SELECTED PASSAGE.
** Start **
Energy Efficiency key to Zero Energy Commercial Buildings

ENERGY efficiency is key to achieving zero energy use in commercial buildings, reveals two reports in the United States.

The two new reports from the Zero Energy Commercial Buildings Consortium (CBC) on achieving net-zero-energy use in commercial buildings say "high levels of energy efficiency are the first, largest and most important step on the way to net-zero."

Leading U.S. organisations such as the Building Owners and Managers Association (BOMA), American Society of Heating, Refrigerating and Air-Conditioning Engineers, Inc. (ASHRAE), American Institute of Architects (AIA), the U.S. Green Building Council (USGBC), the Illuminating Engineering Society (IES), the Association of State Energy Research and Technology Transfer Institutions (ASERTTI), the National Electrical Manufacturers Association (NEMA) and many other commercial building stakeholders worked together over the last year to develop the reports, which highlight the need for new approaches in technology research and deployment, holistic building design and financing as critical elements to further advance energy efficiency in the commercial buildings sector.

The U.S. Department of Energy (DOE) commissioned the reports from the CBC, an industry consortium led by the National Association of State Energy Officials (NASEO), the Alliance to Save Energy (Alliance) and other leading national organizations to identify barriers and make recommendations to industry stakeholders for achieving net-zero-energy commercial buildings over the next two to three decades.

There are many definitions of net-zero-energy buildings, but typically they are highly energy efficient buildings that use no more energy than they can produce on site on an annual basis.

The Next Generation Technologies: Barriers and Industry Recommendations for Commercial Buildings and the Analysis of Cost & Non-Cost Barriers and Policy Solutions for Commercial Buildings focus on innovative technologies and practices and market-oriented strategies, respectively.

The CBC reports are quite timely, following closely on President Barack Obama's February 3 announcement about the new Better Buildings Initiative, which is aimed at improving energy efficiency in commercial buildings by 20 percent over the next 10 years through stimulating private investment in building energy efficiency, generating new jobs in construction and facilities operation and saving commercial building owners and tenants nearly $40 billion yearly on utility bills.
** End **
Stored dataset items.
** Start **
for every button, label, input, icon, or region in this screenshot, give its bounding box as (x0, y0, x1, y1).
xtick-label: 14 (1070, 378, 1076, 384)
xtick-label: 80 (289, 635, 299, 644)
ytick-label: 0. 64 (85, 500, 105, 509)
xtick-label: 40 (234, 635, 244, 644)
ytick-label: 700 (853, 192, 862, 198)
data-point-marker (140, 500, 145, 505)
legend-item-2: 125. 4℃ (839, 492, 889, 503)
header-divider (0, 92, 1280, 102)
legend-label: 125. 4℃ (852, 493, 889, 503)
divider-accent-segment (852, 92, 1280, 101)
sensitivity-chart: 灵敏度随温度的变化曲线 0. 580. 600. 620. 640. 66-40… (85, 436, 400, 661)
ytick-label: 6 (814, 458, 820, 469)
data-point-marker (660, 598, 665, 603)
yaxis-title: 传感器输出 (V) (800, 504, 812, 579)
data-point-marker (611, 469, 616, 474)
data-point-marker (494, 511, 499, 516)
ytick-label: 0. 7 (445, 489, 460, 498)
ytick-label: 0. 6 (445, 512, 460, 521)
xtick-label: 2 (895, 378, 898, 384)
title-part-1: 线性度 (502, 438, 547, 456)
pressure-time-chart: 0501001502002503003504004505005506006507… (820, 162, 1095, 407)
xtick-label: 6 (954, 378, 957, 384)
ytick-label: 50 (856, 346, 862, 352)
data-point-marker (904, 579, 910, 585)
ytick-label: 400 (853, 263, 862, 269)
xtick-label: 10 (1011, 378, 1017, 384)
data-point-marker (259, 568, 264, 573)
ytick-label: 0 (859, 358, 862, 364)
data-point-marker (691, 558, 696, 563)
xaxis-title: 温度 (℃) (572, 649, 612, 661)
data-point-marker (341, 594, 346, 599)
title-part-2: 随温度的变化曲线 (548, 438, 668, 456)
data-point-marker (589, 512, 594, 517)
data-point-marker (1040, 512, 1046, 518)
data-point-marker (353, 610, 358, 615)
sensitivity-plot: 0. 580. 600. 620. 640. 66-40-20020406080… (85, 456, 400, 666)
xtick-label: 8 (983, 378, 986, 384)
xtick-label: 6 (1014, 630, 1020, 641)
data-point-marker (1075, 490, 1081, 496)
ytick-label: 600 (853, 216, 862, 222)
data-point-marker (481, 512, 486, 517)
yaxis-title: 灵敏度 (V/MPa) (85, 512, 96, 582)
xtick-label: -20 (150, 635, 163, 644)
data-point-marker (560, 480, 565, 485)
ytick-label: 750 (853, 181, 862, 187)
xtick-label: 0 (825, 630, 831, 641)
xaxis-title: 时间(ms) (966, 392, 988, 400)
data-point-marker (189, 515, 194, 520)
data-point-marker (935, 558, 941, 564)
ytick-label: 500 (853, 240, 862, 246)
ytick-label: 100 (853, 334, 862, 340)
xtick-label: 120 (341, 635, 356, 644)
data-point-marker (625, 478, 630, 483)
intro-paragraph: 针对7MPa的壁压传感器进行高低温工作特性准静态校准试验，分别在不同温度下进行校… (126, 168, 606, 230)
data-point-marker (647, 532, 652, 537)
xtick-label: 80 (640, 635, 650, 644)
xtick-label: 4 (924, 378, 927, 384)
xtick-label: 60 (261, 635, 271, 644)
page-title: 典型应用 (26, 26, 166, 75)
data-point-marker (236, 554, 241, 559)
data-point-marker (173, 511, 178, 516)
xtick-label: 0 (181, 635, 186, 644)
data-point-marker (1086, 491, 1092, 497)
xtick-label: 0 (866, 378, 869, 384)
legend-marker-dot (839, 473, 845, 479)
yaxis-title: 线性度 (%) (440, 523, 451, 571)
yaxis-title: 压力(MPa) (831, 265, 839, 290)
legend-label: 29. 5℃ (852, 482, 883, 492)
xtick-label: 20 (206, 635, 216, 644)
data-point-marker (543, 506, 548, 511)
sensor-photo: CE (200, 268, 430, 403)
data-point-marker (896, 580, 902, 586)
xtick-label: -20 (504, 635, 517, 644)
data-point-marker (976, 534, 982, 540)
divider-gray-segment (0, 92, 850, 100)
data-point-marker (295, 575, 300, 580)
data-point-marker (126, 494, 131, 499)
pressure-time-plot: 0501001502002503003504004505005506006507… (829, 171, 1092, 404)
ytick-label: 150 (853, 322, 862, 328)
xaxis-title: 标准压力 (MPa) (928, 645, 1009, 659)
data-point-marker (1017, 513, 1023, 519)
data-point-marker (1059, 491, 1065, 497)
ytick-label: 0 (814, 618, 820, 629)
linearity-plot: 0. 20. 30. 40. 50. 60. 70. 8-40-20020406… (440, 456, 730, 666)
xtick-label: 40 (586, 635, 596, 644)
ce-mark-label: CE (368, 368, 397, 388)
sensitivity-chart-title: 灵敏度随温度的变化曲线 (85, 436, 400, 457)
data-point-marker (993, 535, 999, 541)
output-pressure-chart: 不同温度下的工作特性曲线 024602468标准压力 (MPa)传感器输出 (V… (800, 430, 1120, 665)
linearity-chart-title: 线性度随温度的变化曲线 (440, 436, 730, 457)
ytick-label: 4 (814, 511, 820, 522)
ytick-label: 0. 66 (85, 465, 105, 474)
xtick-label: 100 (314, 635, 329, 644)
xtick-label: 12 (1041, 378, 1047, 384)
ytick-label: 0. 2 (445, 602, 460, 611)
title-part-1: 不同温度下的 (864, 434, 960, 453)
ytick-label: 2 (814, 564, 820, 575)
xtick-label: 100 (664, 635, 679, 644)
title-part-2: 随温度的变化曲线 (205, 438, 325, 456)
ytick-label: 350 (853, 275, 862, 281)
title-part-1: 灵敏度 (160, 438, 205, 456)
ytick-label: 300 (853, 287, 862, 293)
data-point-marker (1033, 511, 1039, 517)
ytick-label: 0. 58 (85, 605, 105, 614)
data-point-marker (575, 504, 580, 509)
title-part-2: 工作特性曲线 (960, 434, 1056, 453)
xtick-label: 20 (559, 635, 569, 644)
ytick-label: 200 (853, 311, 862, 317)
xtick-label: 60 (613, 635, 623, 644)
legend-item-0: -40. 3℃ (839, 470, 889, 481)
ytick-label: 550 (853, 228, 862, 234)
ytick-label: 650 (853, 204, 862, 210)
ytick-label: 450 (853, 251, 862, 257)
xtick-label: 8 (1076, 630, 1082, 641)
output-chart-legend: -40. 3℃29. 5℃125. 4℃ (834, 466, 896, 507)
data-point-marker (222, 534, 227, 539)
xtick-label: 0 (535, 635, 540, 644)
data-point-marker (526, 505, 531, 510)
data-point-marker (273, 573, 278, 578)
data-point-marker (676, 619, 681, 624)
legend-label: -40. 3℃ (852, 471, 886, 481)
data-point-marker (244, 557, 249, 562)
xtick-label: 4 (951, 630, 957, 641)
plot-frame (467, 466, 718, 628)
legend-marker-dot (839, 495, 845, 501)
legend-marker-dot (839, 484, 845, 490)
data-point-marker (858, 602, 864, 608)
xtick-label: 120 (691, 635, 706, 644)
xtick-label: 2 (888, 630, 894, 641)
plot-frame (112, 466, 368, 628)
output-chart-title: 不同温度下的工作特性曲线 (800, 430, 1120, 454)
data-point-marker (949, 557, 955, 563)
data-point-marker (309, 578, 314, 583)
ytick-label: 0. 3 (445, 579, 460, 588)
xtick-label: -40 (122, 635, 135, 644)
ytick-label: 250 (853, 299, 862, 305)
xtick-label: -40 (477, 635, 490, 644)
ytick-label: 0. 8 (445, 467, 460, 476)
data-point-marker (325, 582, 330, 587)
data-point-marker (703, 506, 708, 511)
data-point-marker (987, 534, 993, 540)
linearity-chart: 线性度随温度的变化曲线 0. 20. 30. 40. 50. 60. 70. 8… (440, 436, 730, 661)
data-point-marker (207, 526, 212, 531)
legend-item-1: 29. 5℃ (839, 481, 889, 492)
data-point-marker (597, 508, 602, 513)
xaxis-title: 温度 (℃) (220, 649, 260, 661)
** End **
YOUR INSTRUCTIONS.
Answer these questions from the article on zero energy commercial buildings:
1. Which government body commissioned the two CBC reports?
2. How does the article describe a typical net-zero-energy building?
3. By how much, and over what period, is the Better Buildings Initiative meant to improve energy efficiency in commercial buildings?

RESULT FOR THIS EXERCISE.
1. The U.S. Department of Energy (DOE).
2. It is a highly energy efficient building that uses no more energy than it can produce on site on an annual basis.
3. By 20 percent over the next 10 years.